# GIVEN RECORDS
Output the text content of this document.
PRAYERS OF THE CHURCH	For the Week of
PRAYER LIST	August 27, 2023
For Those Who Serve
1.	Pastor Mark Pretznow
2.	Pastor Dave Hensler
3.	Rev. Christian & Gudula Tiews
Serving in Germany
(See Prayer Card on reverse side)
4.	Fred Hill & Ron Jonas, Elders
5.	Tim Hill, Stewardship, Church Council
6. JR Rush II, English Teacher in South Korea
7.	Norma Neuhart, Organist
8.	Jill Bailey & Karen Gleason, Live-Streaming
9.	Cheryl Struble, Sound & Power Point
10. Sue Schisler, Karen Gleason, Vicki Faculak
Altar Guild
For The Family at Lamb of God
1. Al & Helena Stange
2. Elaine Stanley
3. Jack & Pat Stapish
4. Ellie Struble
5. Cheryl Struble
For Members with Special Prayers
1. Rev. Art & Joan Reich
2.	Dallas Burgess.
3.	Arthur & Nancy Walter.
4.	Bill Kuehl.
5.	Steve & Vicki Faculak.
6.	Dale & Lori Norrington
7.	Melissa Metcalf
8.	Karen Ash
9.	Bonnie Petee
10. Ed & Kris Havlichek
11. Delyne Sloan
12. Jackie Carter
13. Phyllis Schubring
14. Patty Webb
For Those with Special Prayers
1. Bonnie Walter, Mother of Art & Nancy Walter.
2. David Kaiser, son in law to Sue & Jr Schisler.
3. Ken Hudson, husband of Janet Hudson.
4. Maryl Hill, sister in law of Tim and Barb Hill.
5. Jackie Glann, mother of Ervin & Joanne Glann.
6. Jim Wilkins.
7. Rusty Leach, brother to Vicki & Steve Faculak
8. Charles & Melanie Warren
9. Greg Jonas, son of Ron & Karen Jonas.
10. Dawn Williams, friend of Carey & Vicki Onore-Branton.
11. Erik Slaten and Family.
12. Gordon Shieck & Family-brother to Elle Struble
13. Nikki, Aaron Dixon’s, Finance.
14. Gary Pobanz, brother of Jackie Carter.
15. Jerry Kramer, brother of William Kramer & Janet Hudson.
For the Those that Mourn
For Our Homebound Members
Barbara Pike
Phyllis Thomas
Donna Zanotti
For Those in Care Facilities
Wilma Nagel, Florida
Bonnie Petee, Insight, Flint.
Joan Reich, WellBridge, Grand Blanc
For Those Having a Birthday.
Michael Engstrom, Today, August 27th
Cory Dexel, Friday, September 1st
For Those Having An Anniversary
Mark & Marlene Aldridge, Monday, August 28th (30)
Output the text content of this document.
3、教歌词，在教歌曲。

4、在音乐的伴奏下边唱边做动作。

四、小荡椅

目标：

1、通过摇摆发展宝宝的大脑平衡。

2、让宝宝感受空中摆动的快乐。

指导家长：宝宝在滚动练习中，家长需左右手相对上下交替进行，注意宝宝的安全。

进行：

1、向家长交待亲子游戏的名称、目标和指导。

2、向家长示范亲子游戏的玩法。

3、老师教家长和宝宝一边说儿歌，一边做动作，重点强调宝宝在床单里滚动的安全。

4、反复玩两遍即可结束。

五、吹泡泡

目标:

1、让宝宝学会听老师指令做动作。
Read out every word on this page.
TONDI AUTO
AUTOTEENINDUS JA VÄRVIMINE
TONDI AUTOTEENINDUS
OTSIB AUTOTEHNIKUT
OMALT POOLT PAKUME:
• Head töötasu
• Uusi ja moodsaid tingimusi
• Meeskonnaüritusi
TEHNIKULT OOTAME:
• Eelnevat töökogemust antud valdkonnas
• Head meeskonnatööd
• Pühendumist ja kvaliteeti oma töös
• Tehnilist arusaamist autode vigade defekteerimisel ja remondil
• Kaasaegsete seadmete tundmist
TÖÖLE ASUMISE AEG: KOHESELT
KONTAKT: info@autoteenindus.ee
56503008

# WHAT IS EXPECTED
Repeat, without change, each line of the data above from the one that contains "Read out every word on this page." through the final line, counting both.

# REPLY TO THE TASK
Read out every word on this page.
TONDI AUTO
AUTOTEENINDUS JA VÄRVIMINE
TONDI AUTOTEENINDUS
OTSIB AUTOTEHNIKUT
OMALT POOLT PAKUME:
• Head töötasu
• Uusi ja moodsaid tingimusi
• Meeskonnaüritusi
TEHNIKULT OOTAME:
• Eelnevat töökogemust antud valdkonnas
• Head meeskonnatööd
• Pühendumist ja kvaliteeti oma töös
• Tehnilist arusaamist autode vigade defekteerimisel ja remondil
• Kaasaegsete seadmete tundmist
TÖÖLE ASUMISE AEG: KOHESELT
KONTAKT: info@autoteenindus.ee
56503008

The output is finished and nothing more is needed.